--- begin Extracted information ---

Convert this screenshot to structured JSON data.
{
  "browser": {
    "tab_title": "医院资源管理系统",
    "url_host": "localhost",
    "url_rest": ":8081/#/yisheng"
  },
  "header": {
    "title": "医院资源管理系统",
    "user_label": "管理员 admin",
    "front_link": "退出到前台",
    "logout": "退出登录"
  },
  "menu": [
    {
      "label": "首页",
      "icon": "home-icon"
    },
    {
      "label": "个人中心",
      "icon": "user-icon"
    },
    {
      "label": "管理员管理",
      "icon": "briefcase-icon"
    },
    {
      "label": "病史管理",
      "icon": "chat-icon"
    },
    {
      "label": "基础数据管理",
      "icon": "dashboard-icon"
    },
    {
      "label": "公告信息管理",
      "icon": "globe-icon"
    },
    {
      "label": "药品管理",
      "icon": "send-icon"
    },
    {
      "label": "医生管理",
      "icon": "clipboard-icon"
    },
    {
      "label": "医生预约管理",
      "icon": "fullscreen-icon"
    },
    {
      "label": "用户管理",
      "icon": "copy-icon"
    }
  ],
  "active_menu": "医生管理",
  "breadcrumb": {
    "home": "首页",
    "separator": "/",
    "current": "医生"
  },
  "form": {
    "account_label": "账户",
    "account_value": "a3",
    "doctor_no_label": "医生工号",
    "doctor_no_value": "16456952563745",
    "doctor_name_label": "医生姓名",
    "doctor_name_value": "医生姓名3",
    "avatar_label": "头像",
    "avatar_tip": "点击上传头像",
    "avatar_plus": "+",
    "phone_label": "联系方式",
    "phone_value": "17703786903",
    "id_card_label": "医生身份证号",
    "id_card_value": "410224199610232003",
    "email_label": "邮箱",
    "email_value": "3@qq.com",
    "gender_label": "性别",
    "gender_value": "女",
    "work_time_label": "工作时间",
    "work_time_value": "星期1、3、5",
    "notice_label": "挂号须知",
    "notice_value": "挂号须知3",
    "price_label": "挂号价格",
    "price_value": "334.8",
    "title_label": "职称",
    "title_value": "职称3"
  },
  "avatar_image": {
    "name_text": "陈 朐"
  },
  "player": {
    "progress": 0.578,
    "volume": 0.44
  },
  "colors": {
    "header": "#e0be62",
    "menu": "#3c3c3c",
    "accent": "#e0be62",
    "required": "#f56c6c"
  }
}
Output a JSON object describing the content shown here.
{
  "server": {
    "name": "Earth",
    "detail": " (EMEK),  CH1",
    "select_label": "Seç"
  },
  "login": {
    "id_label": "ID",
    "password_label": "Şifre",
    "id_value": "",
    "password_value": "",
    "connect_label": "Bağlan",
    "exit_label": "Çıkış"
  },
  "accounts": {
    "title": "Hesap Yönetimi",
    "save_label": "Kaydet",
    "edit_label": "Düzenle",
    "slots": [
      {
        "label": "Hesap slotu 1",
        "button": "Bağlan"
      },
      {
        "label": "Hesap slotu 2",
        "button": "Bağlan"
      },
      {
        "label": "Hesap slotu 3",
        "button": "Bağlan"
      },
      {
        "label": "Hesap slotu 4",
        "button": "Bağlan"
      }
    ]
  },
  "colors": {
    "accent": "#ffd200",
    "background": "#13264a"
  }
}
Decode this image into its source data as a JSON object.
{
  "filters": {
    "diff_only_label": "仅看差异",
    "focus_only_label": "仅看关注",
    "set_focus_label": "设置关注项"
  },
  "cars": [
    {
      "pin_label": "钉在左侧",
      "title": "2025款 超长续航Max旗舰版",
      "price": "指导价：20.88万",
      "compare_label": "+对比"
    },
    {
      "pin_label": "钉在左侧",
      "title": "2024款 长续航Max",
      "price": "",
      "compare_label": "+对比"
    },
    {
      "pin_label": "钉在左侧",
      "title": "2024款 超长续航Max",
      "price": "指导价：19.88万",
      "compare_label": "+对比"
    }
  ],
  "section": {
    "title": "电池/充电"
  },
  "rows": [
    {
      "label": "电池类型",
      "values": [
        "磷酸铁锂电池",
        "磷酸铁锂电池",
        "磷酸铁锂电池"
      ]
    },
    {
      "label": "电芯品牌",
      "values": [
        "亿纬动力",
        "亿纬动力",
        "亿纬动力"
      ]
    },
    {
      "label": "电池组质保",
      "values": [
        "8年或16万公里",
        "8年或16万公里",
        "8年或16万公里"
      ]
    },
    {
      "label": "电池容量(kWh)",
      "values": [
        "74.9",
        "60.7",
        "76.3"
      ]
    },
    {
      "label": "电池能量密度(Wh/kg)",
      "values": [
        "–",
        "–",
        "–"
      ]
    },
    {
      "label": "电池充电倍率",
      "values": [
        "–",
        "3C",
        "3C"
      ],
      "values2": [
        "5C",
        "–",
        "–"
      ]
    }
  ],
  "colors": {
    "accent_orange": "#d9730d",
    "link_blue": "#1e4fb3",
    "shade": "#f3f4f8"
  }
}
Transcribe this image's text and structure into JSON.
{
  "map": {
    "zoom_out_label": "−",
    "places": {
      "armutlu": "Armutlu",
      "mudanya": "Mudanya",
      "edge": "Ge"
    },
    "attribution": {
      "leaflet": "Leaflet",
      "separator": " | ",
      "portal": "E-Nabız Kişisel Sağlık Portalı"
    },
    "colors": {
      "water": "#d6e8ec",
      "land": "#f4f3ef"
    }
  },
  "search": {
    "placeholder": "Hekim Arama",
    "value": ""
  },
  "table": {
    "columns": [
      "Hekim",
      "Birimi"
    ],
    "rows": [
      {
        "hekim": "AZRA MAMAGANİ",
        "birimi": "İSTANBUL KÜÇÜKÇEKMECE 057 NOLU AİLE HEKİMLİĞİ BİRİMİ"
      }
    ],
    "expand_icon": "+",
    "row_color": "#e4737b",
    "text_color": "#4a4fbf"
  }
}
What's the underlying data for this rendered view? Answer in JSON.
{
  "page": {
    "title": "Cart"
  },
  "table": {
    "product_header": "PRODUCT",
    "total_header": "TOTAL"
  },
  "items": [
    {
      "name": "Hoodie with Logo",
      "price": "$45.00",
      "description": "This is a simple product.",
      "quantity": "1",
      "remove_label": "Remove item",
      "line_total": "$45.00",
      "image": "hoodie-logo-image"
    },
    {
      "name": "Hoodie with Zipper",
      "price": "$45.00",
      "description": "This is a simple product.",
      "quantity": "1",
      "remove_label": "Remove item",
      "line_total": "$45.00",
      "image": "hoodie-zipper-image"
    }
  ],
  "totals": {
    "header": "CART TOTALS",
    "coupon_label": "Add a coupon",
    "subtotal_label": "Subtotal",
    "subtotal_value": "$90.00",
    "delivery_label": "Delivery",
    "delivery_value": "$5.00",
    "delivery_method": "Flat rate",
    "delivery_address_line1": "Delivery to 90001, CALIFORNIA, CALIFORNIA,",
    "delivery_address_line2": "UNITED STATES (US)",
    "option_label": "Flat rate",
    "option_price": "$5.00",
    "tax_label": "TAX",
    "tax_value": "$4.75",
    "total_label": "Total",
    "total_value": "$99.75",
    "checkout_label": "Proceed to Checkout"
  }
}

--- end Extracted information ---

» Given task
Retype the whole listing, matching it exactly.

» Written solution
Convert this screenshot to structured JSON data.
{
  "browser": {
    "tab_title": "医院资源管理系统",
    "url_host": "localhost",
    "url_rest": ":8081/#/yisheng"
  },
  "header": {
    "title": "医院资源管理系统",
    "user_label": "管理员 admin",
    "front_link": "退出到前台",
    "logout": "退出登录"
  },
  "menu": [
    {
      "label": "首页",
      "icon": "home-icon"
    },
    {
      "label": "个人中心",
      "icon": "user-icon"
    },
    {
      "label": "管理员管理",
      "icon": "briefcase-icon"
    },
    {
      "label": "病史管理",
      "icon": "chat-icon"
    },
    {
      "label": "基础数据管理",
      "icon": "dashboard-icon"
    },
    {
      "label": "公告信息管理",
      "icon": "globe-icon"
    },
    {
      "label": "药品管理",
      "icon": "send-icon"
    },
    {
      "label": "医生管理",
      "icon": "clipboard-icon"
    },
    {
      "label": "医生预约管理",
      "icon": "fullscreen-icon"
    },
    {
      "label": "用户管理",
      "icon": "copy-icon"
    }
  ],
  "active_menu": "医生管理",
  "breadcrumb": {
    "home": "首页",
    "separator": "/",
    "current": "医生"
  },
  "form": {
    "account_label": "账户",
    "account_value": "a3",
    "doctor_no_label": "医生工号",
    "doctor_no_value": "16456952563745",
    "doctor_name_label": "医生姓名",
    "doctor_name_value": "医生姓名3",
    "avatar_label": "头像",
    "avatar_tip": "点击上传头像",
    "avatar_plus": "+",
    "phone_label": "联系方式",
    "phone_value": "17703786903",
    "id_card_label": "医生身份证号",
    "id_card_value": "410224199610232003",
    "email_label": "邮箱",
    "email_value": "3@qq.com",
    "gender_label": "性别",
    "gender_value": "女",
    "work_time_label": "工作时间",
    "work_time_value": "星期1、3、5",
    "notice_label": "挂号须知",
    "notice_value": "挂号须知3",
    "price_label": "挂号价格",
    "price_value": "334.8",
    "title_label": "职称",
    "title_value": "职称3"
  },
  "avatar_image": {
    "name_text": "陈 朐"
  },
  "player": {
    "progress": 0.578,
    "volume": 0.44
  },
  "colors": {
    "header": "#e0be62",
    "menu": "#3c3c3c",
    "accent": "#e0be62",
    "required": "#f56c6c"
  }
}
Output a JSON object describing the content shown here.
{
  "server": {
    "name": "Earth",
    "detail": " (EMEK),  CH1",
    "select_label": "Seç"
  },
  "login": {
    "id_label": "ID",
    "password_label": "Şifre",
    "id_value": "",
    "password_value": "",
    "connect_label": "Bağlan",
    "exit_label": "Çıkış"
  },
  "accounts": {
    "title": "Hesap Yönetimi",
    "save_label": "Kaydet",
    "edit_label": "Düzenle",
    "slots": [
      {
        "label": "Hesap slotu 1",
        "button": "Bağlan"
      },
      {
        "label": "Hesap slotu 2",
        "button": "Bağlan"
      },
      {
        "label": "Hesap slotu 3",
        "button": "Bağlan"
      },
      {
        "label": "Hesap slotu 4",
        "button": "Bağlan"
      }
    ]
  },
  "colors": {
    "accent": "#ffd200",
    "background": "#13264a"
  }
}
Decode this image into its source data as a JSON object.
{
  "filters": {
    "diff_only_label": "仅看差异",
    "focus_only_label": "仅看关注",
    "set_focus_label": "设置关注项"
  },
  "cars": [
    {
      "pin_label": "钉在左侧",
      "title": "2025款 超长续航Max旗舰版",
      "price": "指导价：20.88万",
      "compare_label": "+对比"
    },
    {
      "pin_label": "钉在左侧",
      "title": "2024款 长续航Max",
      "price": "",
      "compare_label": "+对比"
    },
    {
      "pin_label": "钉在左侧",
      "title": "2024款 超长续航Max",
      "price": "指导价：19.88万",
      "compare_label": "+对比"
    }
  ],
  "section": {
    "title": "电池/充电"
  },
  "rows": [
    {
      "label": "电池类型",
      "values": [
        "磷酸铁锂电池",
        "磷酸铁锂电池",
        "磷酸铁锂电池"
      ]
    },
    {
      "label": "电芯品牌",
      "values": [
        "亿纬动力",
        "亿纬动力",
        "亿纬动力"
      ]
    },
    {
      "label": "电池组质保",
      "values": [
        "8年或16万公里",
        "8年或16万公里",
        "8年或16万公里"
      ]
    },
    {
      "label": "电池容量(kWh)",
      "values": [
        "74.9",
        "60.7",
        "76.3"
      ]
    },
    {
      "label": "电池能量密度(Wh/kg)",
      "values": [
        "–",
        "–",
        "–"
      ]
    },
    {
      "label": "电池充电倍率",
      "values": [
        "–",
        "3C",
        "3C"
      ],
      "values2": [
        "5C",
        "–",
        "–"
      ]
    }
  ],
  "colors": {
    "accent_orange": "#d9730d",
    "link_blue": "#1e4fb3",
    "shade": "#f3f4f8"
  }
}
Transcribe this image's text and structure into JSON.
{
  "map": {
    "zoom_out_label": "−",
    "places": {
      "armutlu": "Armutlu",
      "mudanya": "Mudanya",
      "edge": "Ge"
    },
    "attribution": {
      "leaflet": "Leaflet",
      "separator": " | ",
      "portal": "E-Nabız Kişisel Sağlık Portalı"
    },
    "colors": {
      "water": "#d6e8ec",
      "land": "#f4f3ef"
    }
  },
  "search": {
    "placeholder": "Hekim Arama",
    "value": ""
  },
  "table": {
    "columns": [
      "Hekim",
      "Birimi"
    ],
    "rows": [
      {
        "hekim": "AZRA MAMAGANİ",
        "birimi": "İSTANBUL KÜÇÜKÇEKMECE 057 NOLU AİLE HEKİMLİĞİ BİRİMİ"
      }
    ],
    "expand_icon": "+",
    "row_color": "#e4737b",
    "text_color": "#4a4fbf"
  }
}
What's the underlying data for this rendered view? Answer in JSON.
{
  "page": {
    "title": "Cart"
  },
  "table": {
    "product_header": "PRODUCT",
    "total_header": "TOTAL"
  },
  "items": [
    {
      "name": "Hoodie with Logo",
      "price": "$45.00",
      "description": "This is a simple product.",
      "quantity": "1",
      "remove_label": "Remove item",
      "line_total": "$45.00",
      "image": "hoodie-logo-image"
    },
    {
      "name": "Hoodie with Zipper",
      "price": "$45.00",
      "description": "This is a simple product.",
      "quantity": "1",
      "remove_label": "Remove item",
      "line_total": "$45.00",
      "image": "hoodie-zipper-image"
    }
  ],
  "totals": {
    "header": "CART TOTALS",
    "coupon_label": "Add a coupon",
    "subtotal_label": "Subtotal",
    "subtotal_value": "$90.00",
    "delivery_label": "Delivery",
    "delivery_value": "$5.00",
    "delivery_method": "Flat rate",
    "delivery_address_line1": "Delivery to 90001, CALIFORNIA, CALIFORNIA,",
    "delivery_address_line2": "UNITED STATES (US)",
    "option_label": "Flat rate",
    "option_price": "$5.00",
    "tax_label": "TAX",
    "tax_value": "$4.75",
    "total_label": "Total",
    "total_value": "$99.75",
    "checkout_label": "Proceed to Checkout"
  }
}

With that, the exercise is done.